━━━ Dataset records

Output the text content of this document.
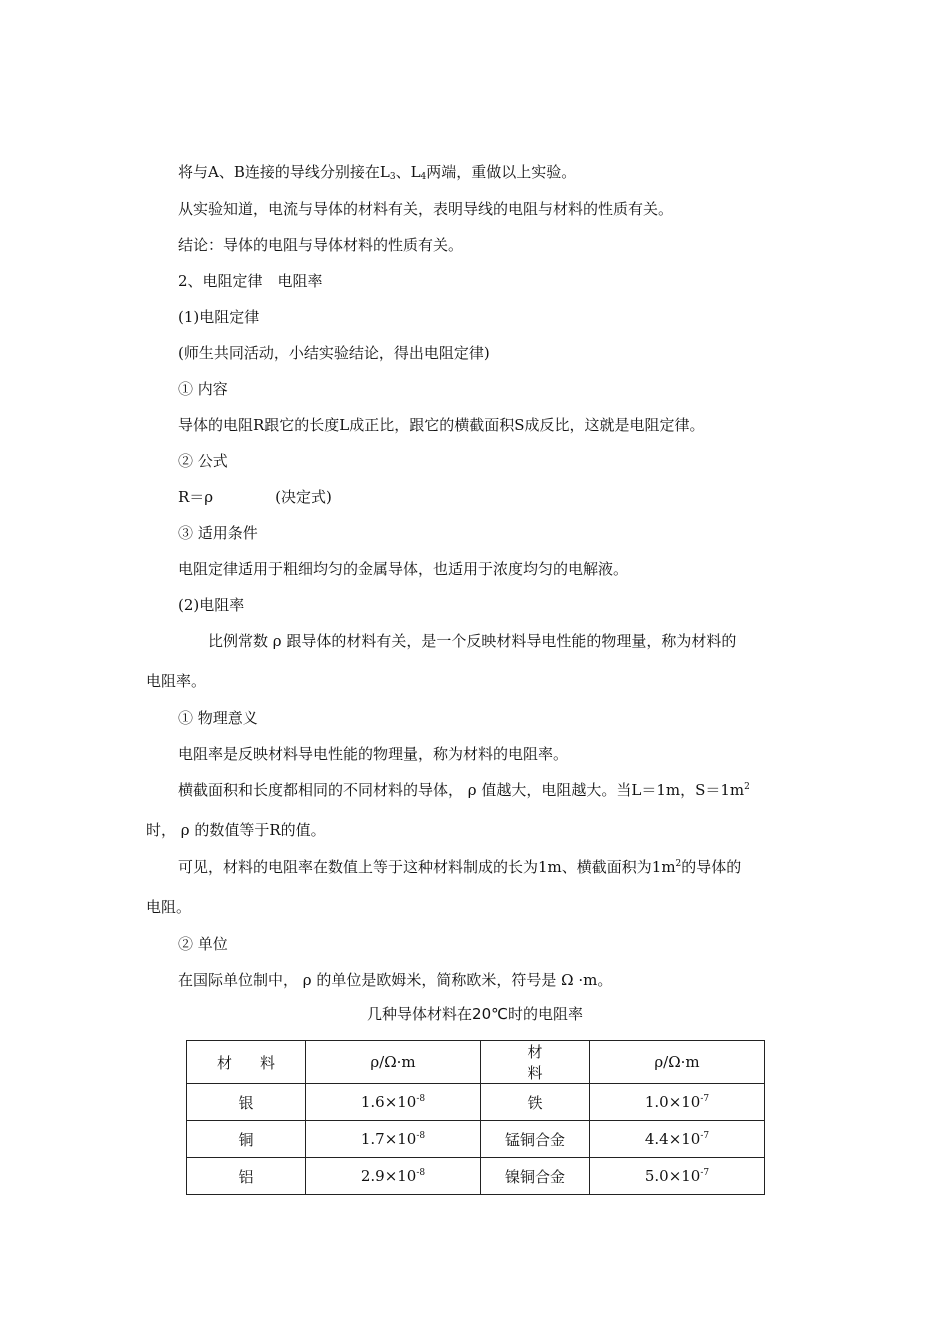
将与A、B连接的导线分别接在$L_3$、$L_4$两端，重做以上实验。
从实验知道，电流与导体的材料有关，表明导线的电阻与材料的性质有关。
结论：导体的电阻与导体材料的性质有关。
2、电阻定律　电阻率
(1)电阻定律
(师生共同活动，小结实验结论，得出电阻定律)
① 内容
导体的电阻R跟它的长度L成正比，跟它的横截面积S成反比，这就是电阻定律。
② 公式
R＝ρ	(决定式)
③ 适用条件
电阻定律适用于粗细均匀的金属导体，也适用于浓度均匀的电解液。
(2)电阻率
比例常数 ρ 跟导体的材料有关，是一个反映材料导电性能的物理量，称为材料的
电阻率。
① 物理意义
电阻率是反映材料导电性能的物理量，称为材料的电阻率。
横截面积和长度都相同的不同材料的导体， ρ 值越大，电阻越大。当L＝1m，$S=1m^2$
时， ρ 的数值等于R的值。
可见，材料的电阻率在数值上等于这种材料制成的长为1m、横截面积为$1m^2$的导体的
电阻。
② 单位
在国际单位制中， ρ 的单位是欧姆米，简称欧米，符号是 Ω ·m。
几种导体材料在20℃时的电阻率
材料	ρ/Ω·m	材料	ρ/Ω·m
银	$1.6\times 10^{-8}$	铁	$1.0\times 10^{-7}$
铜	$1.7\times 10^{-8}$	锰铜合金	$4.4\times 10^{-7}$
铝	$2.9\times 10^{-8}$	镍铜合金	$5.0\times 10^{-7}$
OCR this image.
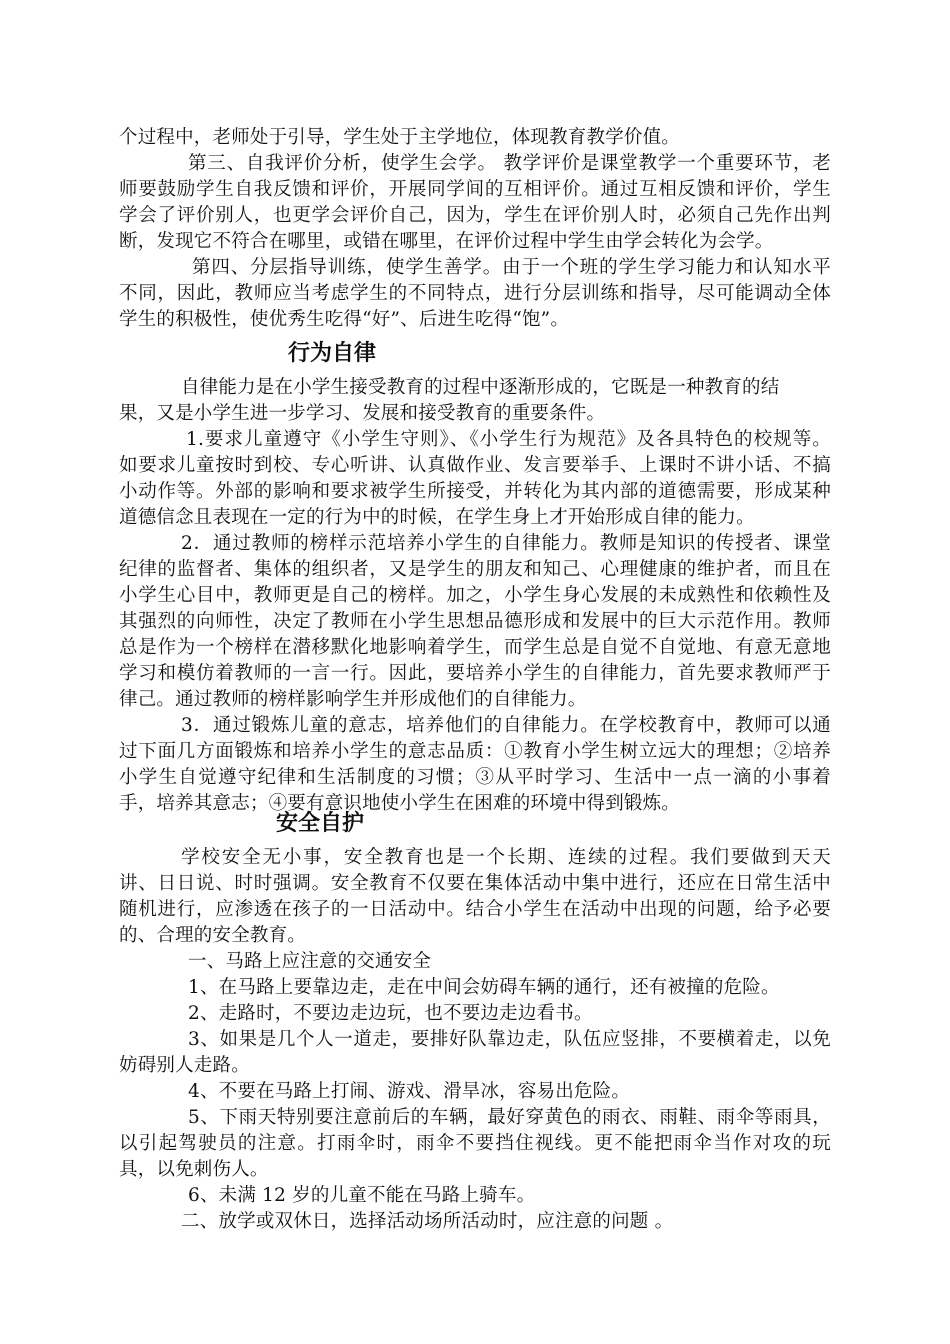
个过程中，老师处于引导，学生处于主学地位，体现教育教学价值。
第三、自我评价分析，使学生会学。 教学评价是课堂教学一个重要环节，老
师要鼓励学生自我反馈和评价，开展同学间的互相评价。通过互相反馈和评价，学生
学会了评价别人，也更学会评价自己，因为，学生在评价别人时，必须自己先作出判
断，发现它不符合在哪里，或错在哪里，在评价过程中学生由学会转化为会学。
第四、分层指导训练，使学生善学。由于一个班的学生学习能力和认知水平
不同，因此，教师应当考虑学生的不同特点，进行分层训练和指导，尽可能调动全体
学生的积极性，使优秀生吃得“好”、后进生吃得“饱”。
行为自律
自律能力是在小学生接受教育的过程中逐渐形成的，它既是一种教育的结
果，又是小学生进一步学习、发展和接受教育的重要条件。
1.要求儿童遵守《小学生守则》、《小学生行为规范》及各具特色的校规等。
如要求儿童按时到校、专心听讲、认真做作业、发言要举手、上课时不讲小话、不搞
小动作等。外部的影响和要求被学生所接受，并转化为其内部的道德需要，形成某种
道德信念且表现在一定的行为中的时候，在学生身上才开始形成自律的能力。
2．通过教师的榜样示范培养小学生的自律能力。教师是知识的传授者、课堂
纪律的监督者、集体的组织者，又是学生的朋友和知己、心理健康的维护者，而且在
小学生心目中，教师更是自己的榜样。加之，小学生身心发展的未成熟性和依赖性及
其强烈的向师性，决定了教师在小学生思想品德形成和发展中的巨大示范作用。教师
总是作为一个榜样在潜移默化地影响着学生，而学生总是自觉不自觉地、有意无意地
学习和模仿着教师的一言一行。因此，要培养小学生的自律能力，首先要求教师严于
律己。通过教师的榜样影响学生并形成他们的自律能力。
3．通过锻炼儿童的意志，培养他们的自律能力。在学校教育中，教师可以通
过下面几方面锻炼和培养小学生的意志品质：①教育小学生树立远大的理想；②培养
小学生自觉遵守纪律和生活制度的习惯；③从平时学习、生活中一点一滴的小事着
手，培养其意志；④要有意识地使小学生在困难的环境中得到锻炼。
安全自护
学校安全无小事，安全教育也是一个长期、连续的过程。我们要做到天天
讲、日日说、时时强调。安全教育不仅要在集体活动中集中进行，还应在日常生活中
随机进行，应渗透在孩子的一日活动中。结合小学生在活动中出现的问题，给予必要
的、合理的安全教育。
一、马路上应注意的交通安全
1、在马路上要靠边走，走在中间会妨碍车辆的通行，还有被撞的危险。
2、走路时，不要边走边玩，也不要边走边看书。
3、如果是几个人一道走，要排好队靠边走，队伍应竖排，不要横着走，以免
妨碍别人走路。
4、不要在马路上打闹、游戏、滑旱冰，容易出危险。
5、下雨天特别要注意前后的车辆，最好穿黄色的雨衣、雨鞋、雨伞等雨具，
以引起驾驶员的注意。打雨伞时，雨伞不要挡住视线。更不能把雨伞当作对攻的玩
具，以免刺伤人。
6、未满 12 岁的儿童不能在马路上骑车。
二、放学或双休日，选择活动场所活动时，应注意的问题 。
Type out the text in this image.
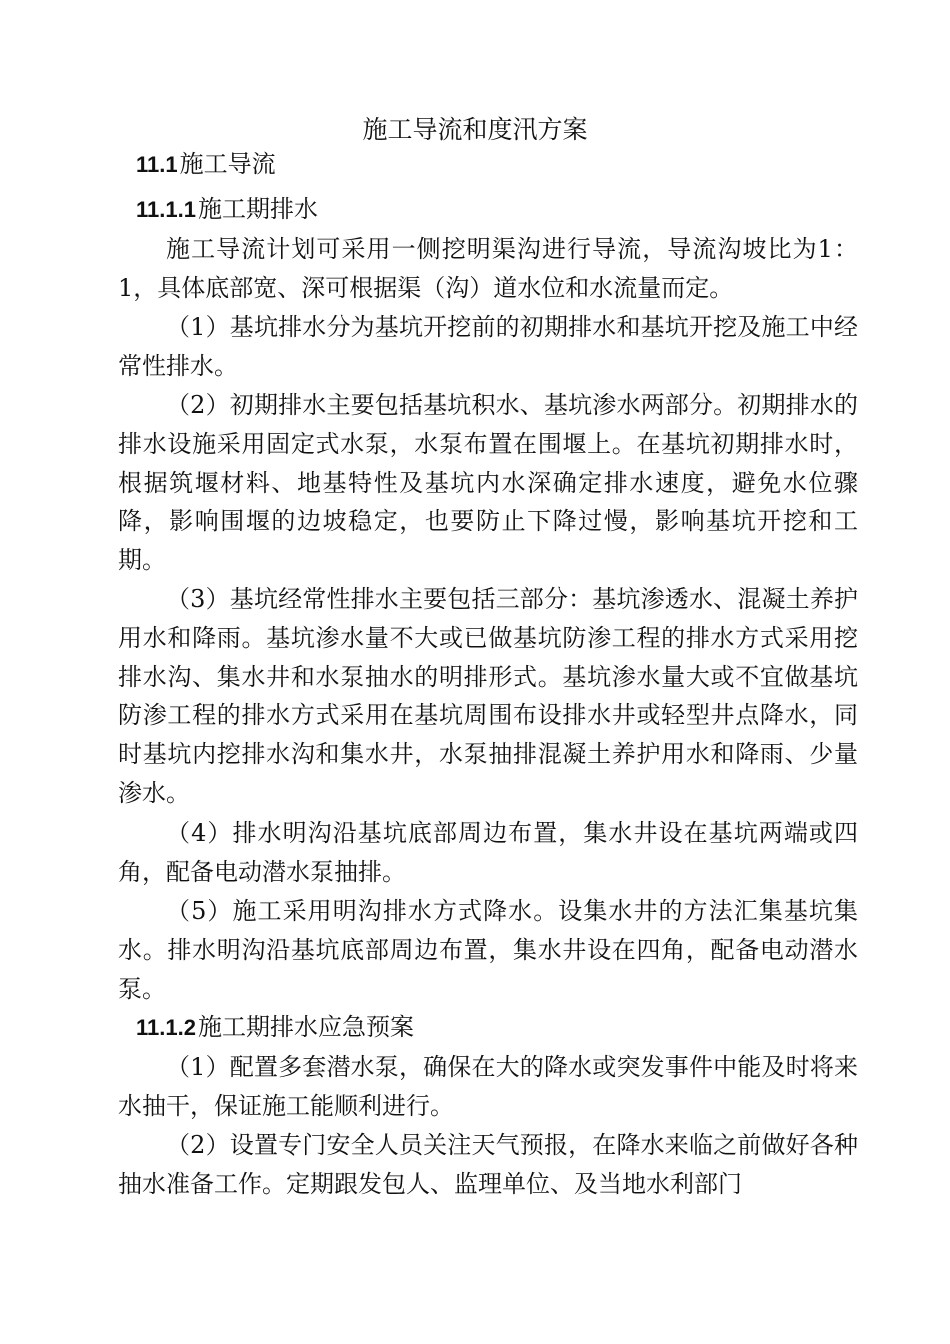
施工导流和度汛方案
11.1施工导流
11.1.1施工期排水

施工导流计划可采用一侧挖明渠沟进行导流，导流沟坡比为1：1，具体底部宽、深可根据渠（沟）道水位和水流量而定。

（1）基坑排水分为基坑开挖前的初期排水和基坑开挖及施工中经常性排水。

（2）初期排水主要包括基坑积水、基坑渗水两部分。初期排水的排水设施采用固定式水泵，水泵布置在围堰上。在基坑初期排水时，根据筑堰材料、地基特性及基坑内水深确定排水速度，避免水位骤降，影响围堰的边坡稳定，也要防止下降过慢，影响基坑开挖和工期。

（3）基坑经常性排水主要包括三部分：基坑渗透水、混凝土养护用水和降雨。基坑渗水量不大或已做基坑防渗工程的排水方式采用挖排水沟、集水井和水泵抽水的明排形式。基坑渗水量大或不宜做基坑防渗工程的排水方式采用在基坑周围布设排水井或轻型井点降水，同时基坑内挖排水沟和集水井，水泵抽排混凝土养护用水和降雨、少量渗水。

（4）排水明沟沿基坑底部周边布置，集水井设在基坑两端或四角，配备电动潜水泵抽排。

（5）施工采用明沟排水方式降水。设集水井的方法汇集基坑集水。排水明沟沿基坑底部周边布置，集水井设在四角，配备电动潜水泵。

11.1.2施工期排水应急预案

（1）配置多套潜水泵，确保在大的降水或突发事件中能及时将来水抽干，保证施工能顺利进行。

（2）设置专门安全人员关注天气预报，在降水来临之前做好各种抽水准备工作。定期跟发包人、监理单位、及当地水利部门
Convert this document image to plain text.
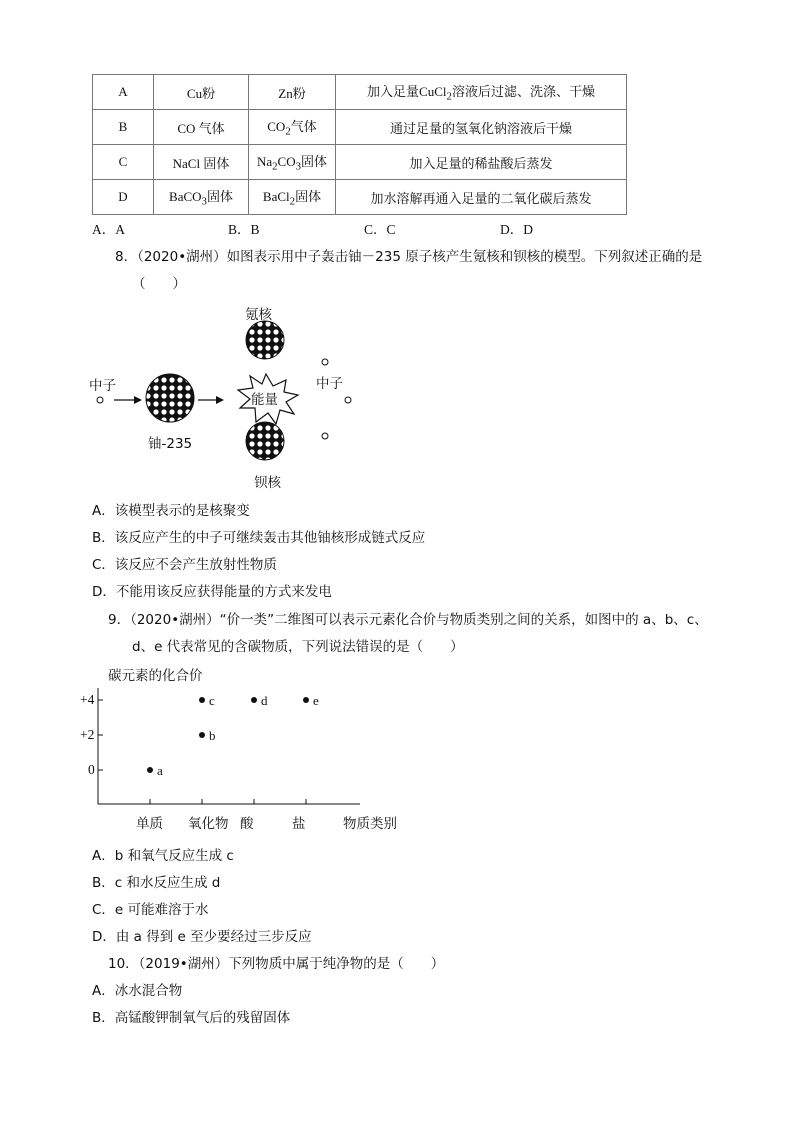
A	Cu粉	Zn粉	加入足量CuCl$_2$溶液后过滤、洗涤、干燥
B	CO 气体	$CO_2$气体	通过足量的氢氧化钠溶液后干燥
C	NaCl 固体	$Na_2CO_3$固体	加入足量的稀盐酸后蒸发
D	BaCO$_3$固体	BaCl$_2$固体	加水溶解再通入足量的二氧化碳后蒸发
A．A	B．B	C．C	D．D
8．（2020•湖州）如图表示用中子轰击铀－235 原子核产生氪核和钡核的模型。下列叙述正确的是
（　　）
中子
铀-235
能量
氪核
钡核
中子
A．该模型表示的是核聚变
B．该反应产生的中子可继续轰击其他铀核形成链式反应
C．该反应不会产生放射性物质
D．不能用该反应获得能量的方式来发电
9．（2020•湖州）“价一类”二维图可以表示元素化合价与物质类别之间的关系，如图中的 a、b、c、
d、e 代表常见的含碳物质，下列说法错误的是（　　）
a
b
c	d	e
碳元素的化合价
物质类别
单质 氧化物 酸	盐
+4
+2
0
A．b 和氧气反应生成 c
B．c 和水反应生成 d
C．e 可能难溶于水
D．由 a 得到 e 至少要经过三步反应
10．（2019•湖州）下列物质中属于纯净物的是（　　）
A．冰水混合物
B．高锰酸钾制氧气后的残留固体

━━━━━━

Stated problem:
Transcribe the records above exactly, leaving out every picture.

Result:
Output the text content of this document.
将与A、B连接的导线分别接在$L_3$、$L_4$两端，重做以上实验。
从实验知道，电流与导体的材料有关，表明导线的电阻与材料的性质有关。
结论：导体的电阻与导体材料的性质有关。
2、电阻定律　电阻率
(1)电阻定律
(师生共同活动，小结实验结论，得出电阻定律)
① 内容
导体的电阻R跟它的长度L成正比，跟它的横截面积S成反比，这就是电阻定律。
② 公式
R＝ρ	(决定式)
③ 适用条件
电阻定律适用于粗细均匀的金属导体，也适用于浓度均匀的电解液。
(2)电阻率
比例常数 ρ 跟导体的材料有关，是一个反映材料导电性能的物理量，称为材料的
电阻率。
① 物理意义
电阻率是反映材料导电性能的物理量，称为材料的电阻率。
横截面积和长度都相同的不同材料的导体， ρ 值越大，电阻越大。当L＝1m，$S=1m^2$
时， ρ 的数值等于R的值。
可见，材料的电阻率在数值上等于这种材料制成的长为1m、横截面积为$1m^2$的导体的
电阻。
② 单位
在国际单位制中， ρ 的单位是欧姆米，简称欧米，符号是 Ω ·m。
几种导体材料在20℃时的电阻率
材料	ρ/Ω·m	材料	ρ/Ω·m
银	$1.6\times 10^{-8}$	铁	$1.0\times 10^{-7}$
铜	$1.7\times 10^{-8}$	锰铜合金	$4.4\times 10^{-7}$
铝	$2.9\times 10^{-8}$	镍铜合金	$5.0\times 10^{-7}$
OCR this image.
个过程中，老师处于引导，学生处于主学地位，体现教育教学价值。
第三、自我评价分析，使学生会学。 教学评价是课堂教学一个重要环节，老
师要鼓励学生自我反馈和评价，开展同学间的互相评价。通过互相反馈和评价，学生
学会了评价别人，也更学会评价自己，因为，学生在评价别人时，必须自己先作出判
断，发现它不符合在哪里，或错在哪里，在评价过程中学生由学会转化为会学。
第四、分层指导训练，使学生善学。由于一个班的学生学习能力和认知水平
不同，因此，教师应当考虑学生的不同特点，进行分层训练和指导，尽可能调动全体
学生的积极性，使优秀生吃得“好”、后进生吃得“饱”。
行为自律
自律能力是在小学生接受教育的过程中逐渐形成的，它既是一种教育的结
果，又是小学生进一步学习、发展和接受教育的重要条件。
1.要求儿童遵守《小学生守则》、《小学生行为规范》及各具特色的校规等。
如要求儿童按时到校、专心听讲、认真做作业、发言要举手、上课时不讲小话、不搞
小动作等。外部的影响和要求被学生所接受，并转化为其内部的道德需要，形成某种
道德信念且表现在一定的行为中的时候，在学生身上才开始形成自律的能力。
2．通过教师的榜样示范培养小学生的自律能力。教师是知识的传授者、课堂
纪律的监督者、集体的组织者，又是学生的朋友和知己、心理健康的维护者，而且在
小学生心目中，教师更是自己的榜样。加之，小学生身心发展的未成熟性和依赖性及
其强烈的向师性，决定了教师在小学生思想品德形成和发展中的巨大示范作用。教师
总是作为一个榜样在潜移默化地影响着学生，而学生总是自觉不自觉地、有意无意地
学习和模仿着教师的一言一行。因此，要培养小学生的自律能力，首先要求教师严于
律己。通过教师的榜样影响学生并形成他们的自律能力。
3．通过锻炼儿童的意志，培养他们的自律能力。在学校教育中，教师可以通
过下面几方面锻炼和培养小学生的意志品质：①教育小学生树立远大的理想；②培养
小学生自觉遵守纪律和生活制度的习惯；③从平时学习、生活中一点一滴的小事着
手，培养其意志；④要有意识地使小学生在困难的环境中得到锻炼。
安全自护
学校安全无小事，安全教育也是一个长期、连续的过程。我们要做到天天
讲、日日说、时时强调。安全教育不仅要在集体活动中集中进行，还应在日常生活中
随机进行，应渗透在孩子的一日活动中。结合小学生在活动中出现的问题，给予必要
的、合理的安全教育。
一、马路上应注意的交通安全
1、在马路上要靠边走，走在中间会妨碍车辆的通行，还有被撞的危险。
2、走路时，不要边走边玩，也不要边走边看书。
3、如果是几个人一道走，要排好队靠边走，队伍应竖排，不要横着走，以免
妨碍别人走路。
4、不要在马路上打闹、游戏、滑旱冰，容易出危险。
5、下雨天特别要注意前后的车辆，最好穿黄色的雨衣、雨鞋、雨伞等雨具，
以引起驾驶员的注意。打雨伞时，雨伞不要挡住视线。更不能把雨伞当作对攻的玩
具，以免刺伤人。
6、未满 12 岁的儿童不能在马路上骑车。
二、放学或双休日，选择活动场所活动时，应注意的问题 。
Type out the text in this image.
施工导流和度汛方案
11.1施工导流
11.1.1施工期排水

施工导流计划可采用一侧挖明渠沟进行导流，导流沟坡比为1：1，具体底部宽、深可根据渠（沟）道水位和水流量而定。

（1）基坑排水分为基坑开挖前的初期排水和基坑开挖及施工中经常性排水。

（2）初期排水主要包括基坑积水、基坑渗水两部分。初期排水的排水设施采用固定式水泵，水泵布置在围堰上。在基坑初期排水时，根据筑堰材料、地基特性及基坑内水深确定排水速度，避免水位骤降，影响围堰的边坡稳定，也要防止下降过慢，影响基坑开挖和工期。

（3）基坑经常性排水主要包括三部分：基坑渗透水、混凝土养护用水和降雨。基坑渗水量不大或已做基坑防渗工程的排水方式采用挖排水沟、集水井和水泵抽水的明排形式。基坑渗水量大或不宜做基坑防渗工程的排水方式采用在基坑周围布设排水井或轻型井点降水，同时基坑内挖排水沟和集水井，水泵抽排混凝土养护用水和降雨、少量渗水。

（4）排水明沟沿基坑底部周边布置，集水井设在基坑两端或四角，配备电动潜水泵抽排。

（5）施工采用明沟排水方式降水。设集水井的方法汇集基坑集水。排水明沟沿基坑底部周边布置，集水井设在四角，配备电动潜水泵。

11.1.2施工期排水应急预案

（1）配置多套潜水泵，确保在大的降水或突发事件中能及时将来水抽干，保证施工能顺利进行。

（2）设置专门安全人员关注天气预报，在降水来临之前做好各种抽水准备工作。定期跟发包人、监理单位、及当地水利部门
Convert this document image to plain text.
A	Cu粉	Zn粉	加入足量CuCl$_2$溶液后过滤、洗涤、干燥
B	CO 气体	$CO_2$气体	通过足量的氢氧化钠溶液后干燥
C	NaCl 固体	$Na_2CO_3$固体	加入足量的稀盐酸后蒸发
D	BaCO$_3$固体	BaCl$_2$固体	加水溶解再通入足量的二氧化碳后蒸发
A．A	B．B	C．C	D．D
8．（2020•湖州）如图表示用中子轰击铀－235 原子核产生氪核和钡核的模型。下列叙述正确的是
（　　）
中子
铀-235
能量
氪核
钡核
中子
A．该模型表示的是核聚变
B．该反应产生的中子可继续轰击其他铀核形成链式反应
C．该反应不会产生放射性物质
D．不能用该反应获得能量的方式来发电
9．（2020•湖州）“价一类”二维图可以表示元素化合价与物质类别之间的关系，如图中的 a、b、c、
d、e 代表常见的含碳物质，下列说法错误的是（　　）
a
b
c	d	e
碳元素的化合价
物质类别
单质 氧化物 酸	盐
+4
+2
0
A．b 和氧气反应生成 c
B．c 和水反应生成 d
C．e 可能难溶于水
D．由 a 得到 e 至少要经过三步反应
10．（2019•湖州）下列物质中属于纯净物的是（　　）
A．冰水混合物
B．高锰酸钾制氧气后的残留固体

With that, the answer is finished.